───── Document ─────

After an evaluation, GNOME has moved from Bugzilla to GitLab. Learn more about GitLab.
No new issues can be reported in GNOME Bugzilla anymore.
To report an issue in a GNOME project, go to GNOME GitLab.
Do not go to GNOME Gitlab for: Bluefish, Doxygen, GnuCash, GStreamer, java-gnome, LDTP, NetworkManager, Tomboy.
Bug 627974 - Floating reference headaches
Floating reference headaches
Status: RESOLVED FIXED
Product: glib
Classification: Platform
Component: gvariant
unspecified
Other Linux
: Normal normal
: ---
Assigned To: Allison Karlitskaya (desrt)
gtkdev
Depends on:
Blocks: 654394
 
 
Reported: 2010-08-25 18:29 UTC by David Zeuthen (not reading bugmail)
Modified: 2011-07-12 17:46 UTC
See Also:
GNOME target: ---
GNOME version: ---


Attachments
GVariant: add g_variant_take_ref() (9.22 KB, patch)
2011-07-11 12:38 UTC, Allison Karlitskaya (desrt)
none Details | Review
Oops. Failed to properly drop the assert on g_value_take_variant(). (9.18 KB, patch)
2011-07-11 13:24 UTC, Allison Karlitskaya (desrt)
none Details | Review

Description David Zeuthen (not reading bugmail) 2010-08-25 18:29:55 UTC
Right now g_variant_is_floating() says that this function should only be used for debug purposes. However, consider a function that returns a GVariant. A very reasonable programming contract could state

  Returns: A #GVariant with the value for @property_name or %NULL if
      @error is set. If the returned #GVariant is floating, it is
      consumed - otherwise its reference count is decreased by one.

so the user can write code like this

 static GVariant *
 get_property (...)
 {
   GVariant *ret;
   LOCK_CACHE();
   ..
   if (cache_result != NULL)

───── Information supplied ─────

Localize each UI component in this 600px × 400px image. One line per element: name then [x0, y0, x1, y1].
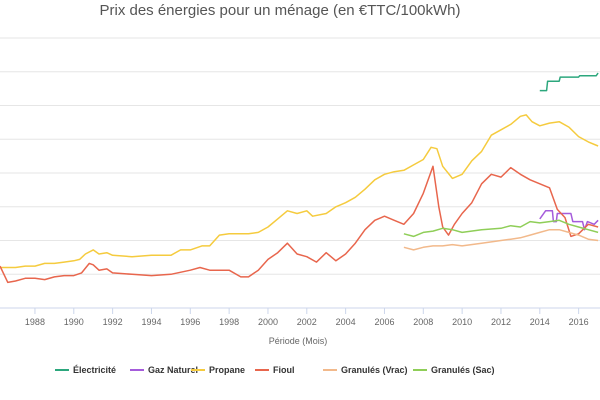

─────

**Requirements:**
1. Which component is the floating reference bug report filed under?
2. Write the next part of the floating reference bug report, continuing from its final line.

**Set of answers:**
1. gvariant

2.
     ret = g_variant_ref (cache_result);
   else
     ret = g_variant_new_string ("Happy Hacking");
   UNLOCK_CACHE();
   return ret;
 }

  (nitpicking: Specifically we need to return a reference because
   the reference from the cache in the example above might be
   invalidated from another thread. So it's not good enough to
   return a reference that the get_property() function keeps
   owning.)

However, the only way to implement such semantics, is code like this

 value = vtable->get_property (...)
 if (g_variant_is_floating (value))
   g_variant_ref_sink (value);
 /* use value */
 g_variant_unref (value);

but this is in violation with what g_variant_is_floating() says.

Second, a number of GVariant functions simply doesn't specify whether

 - the returned GVariant is floating or not
 - the floating reference is consumed

Ideally every @param and Returns: would mention exactly what is happening.

(Bonus chatter: Third, I'm not even sure how to express the Returns: statement above in a way so it works with gobject-introspection. But it's pretty damn clear we need that kind of semantics.)
Comment 1 David Zeuthen (not reading bugmail) 2010-08-25 18:51:20 UTC
See

 http://git.gnome.org/browse/glib/commit/?id=0d0a9bb4485069a56caf139346e6a6aad81c4efd

for the GDBus fix (using is_floating()).
Comment 2 Dan Winship 2010-08-25 19:56:51 UTC
Ew. Floating references. The original gnio IP address classes used floating references, "for convenience", and it quickly started running into problems, where, eg, if you passed a floating GInetAddress as an argument to g_resolver_lookup_by_address(), then it would get freed when the method returned (because GResolver internally created and then destroyed a GInetSocketAddress using the passed-in GInetAddress, and the GInetSocketAddress would ref_sink and then unref the GInetAddress).

AFAICT, floating references only work well when, for every floating object, there is exactly 1 other object that could ref_sink it, and it's completely obvious to everyone what that object is. Eg, for GtkWidget, a widget's parent ref_sinks it, and everything else uses plain ref (and GtkWindow has to ref_sink itself, since it has no parent).

But GInetAddress didn't have that property (a GInetAddress can be reused multiple times), and neither does GVariant; any GVariant could be used either as a "toplevel" object, or as a subpart of some other variant, and when you return a variant from a method, you don't know what the caller is planning to do with it.

So, IMHO the right fix is to not use floating references in GVariant...


OTOH, for your particular problem:

(In reply to comment #0)
>    if (cache_result != NULL)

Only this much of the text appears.